### SET PROBLEM
Every record that follows must be duplicated exactly, with images left out.

### RECORDS FOR THIS EXERCISE
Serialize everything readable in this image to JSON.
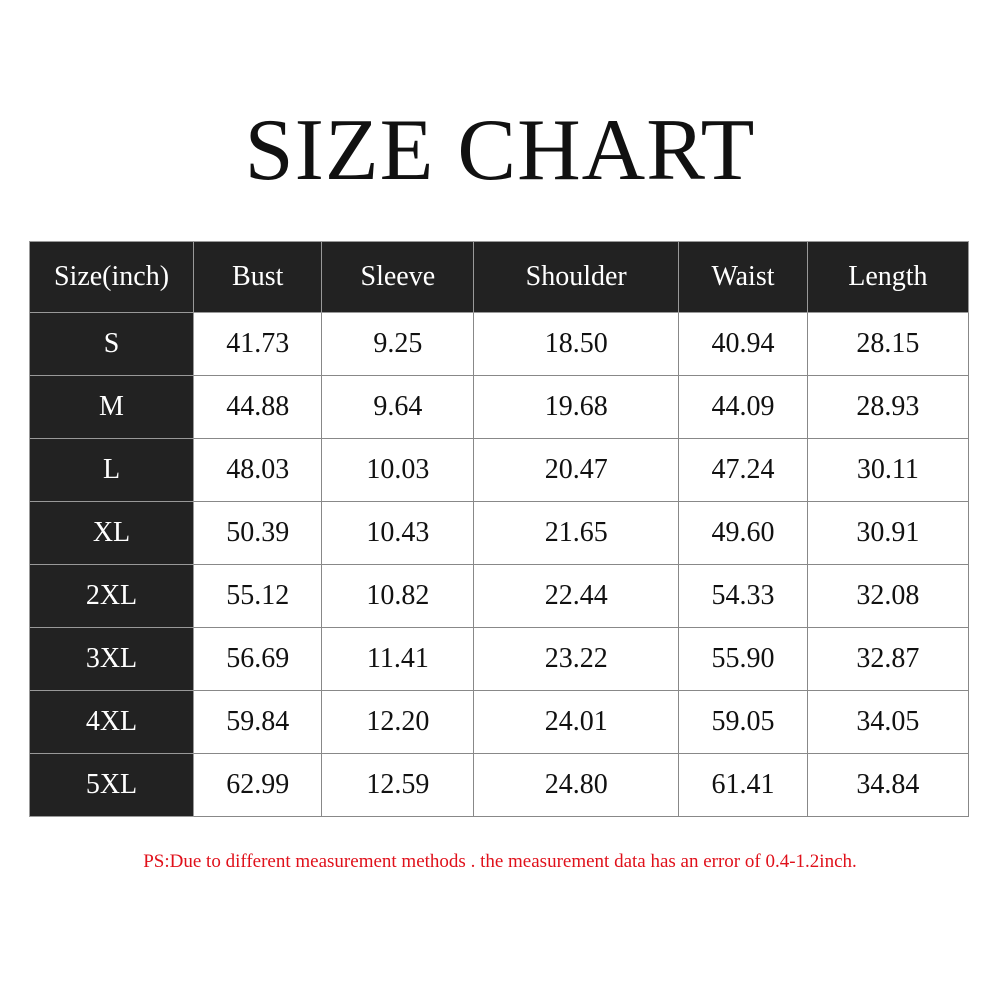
{
  "title": "SIZE CHART",
  "headers": [
    "Size(inch)",
    "Bust",
    "Sleeve",
    "Shoulder",
    "Waist",
    "Length"
  ],
  "rows": [
    [
      "S",
      "41.73",
      "9.25",
      "18.50",
      "40.94",
      "28.15"
    ],
    [
      "M",
      "44.88",
      "9.64",
      "19.68",
      "44.09",
      "28.93"
    ],
    [
      "L",
      "48.03",
      "10.03",
      "20.47",
      "47.24",
      "30.11"
    ],
    [
      "XL",
      "50.39",
      "10.43",
      "21.65",
      "49.60",
      "30.91"
    ],
    [
      "2XL",
      "55.12",
      "10.82",
      "22.44",
      "54.33",
      "32.08"
    ],
    [
      "3XL",
      "56.69",
      "11.41",
      "23.22",
      "55.90",
      "32.87"
    ],
    [
      "4XL",
      "59.84",
      "12.20",
      "24.01",
      "59.05",
      "34.05"
    ],
    [
      "5XL",
      "62.99",
      "12.59",
      "24.80",
      "61.41",
      "34.84"
    ]
  ],
  "note": "PS:Due to different measurement methods . the measurement data has an error of 0.4-1.2inch.",
  "colors": {
    "header_bg": "#222222",
    "note": "#e0101a"
  }
}
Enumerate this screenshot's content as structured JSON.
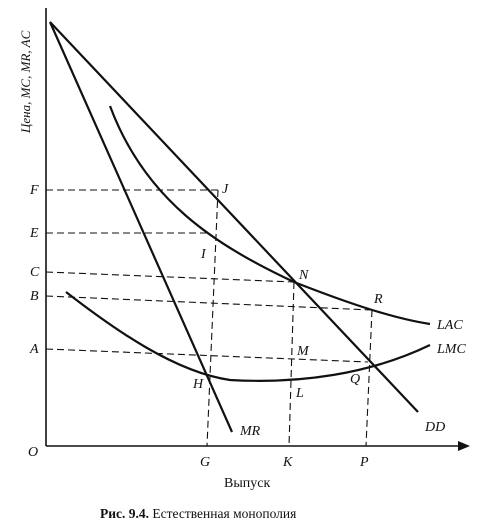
{
  "axes": {
    "y_label": "Цена, MC, MR, AC",
    "x_label": "Выпуск",
    "origin": "O",
    "price_levels": [
      "F",
      "E",
      "C",
      "B",
      "A"
    ],
    "quantity_levels": [
      "G",
      "K",
      "P"
    ]
  },
  "curves": {
    "demand": "DD",
    "marginal_revenue": "MR",
    "average_cost": "LAC",
    "marginal_cost": "LMC"
  },
  "points": [
    "J",
    "I",
    "N",
    "R",
    "M",
    "Q",
    "H",
    "L"
  ],
  "caption": {
    "number": "Рис. 9.4.",
    "title": "Естественная монополия"
  }
}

### ANSWER TO THE EXERCISE
Serialize everything readable in this image to JSON.
{
  "title": "SIZE CHART",
  "headers": [
    "Size(inch)",
    "Bust",
    "Sleeve",
    "Shoulder",
    "Waist",
    "Length"
  ],
  "rows": [
    [
      "S",
      "41.73",
      "9.25",
      "18.50",
      "40.94",
      "28.15"
    ],
    [
      "M",
      "44.88",
      "9.64",
      "19.68",
      "44.09",
      "28.93"
    ],
    [
      "L",
      "48.03",
      "10.03",
      "20.47",
      "47.24",
      "30.11"
    ],
    [
      "XL",
      "50.39",
      "10.43",
      "21.65",
      "49.60",
      "30.91"
    ],
    [
      "2XL",
      "55.12",
      "10.82",
      "22.44",
      "54.33",
      "32.08"
    ],
    [
      "3XL",
      "56.69",
      "11.41",
      "23.22",
      "55.90",
      "32.87"
    ],
    [
      "4XL",
      "59.84",
      "12.20",
      "24.01",
      "59.05",
      "34.05"
    ],
    [
      "5XL",
      "62.99",
      "12.59",
      "24.80",
      "61.41",
      "34.84"
    ]
  ],
  "note": "PS:Due to different measurement methods . the measurement data has an error of 0.4-1.2inch.",
  "colors": {
    "header_bg": "#222222",
    "note": "#e0101a"
  }
}
Enumerate this screenshot's content as structured JSON.
{
  "axes": {
    "y_label": "Цена, MC, MR, AC",
    "x_label": "Выпуск",
    "origin": "O",
    "price_levels": [
      "F",
      "E",
      "C",
      "B",
      "A"
    ],
    "quantity_levels": [
      "G",
      "K",
      "P"
    ]
  },
  "curves": {
    "demand": "DD",
    "marginal_revenue": "MR",
    "average_cost": "LAC",
    "marginal_cost": "LMC"
  },
  "points": [
    "J",
    "I",
    "N",
    "R",
    "M",
    "Q",
    "H",
    "L"
  ],
  "caption": {
    "number": "Рис. 9.4.",
    "title": "Естественная монополия"
  }
}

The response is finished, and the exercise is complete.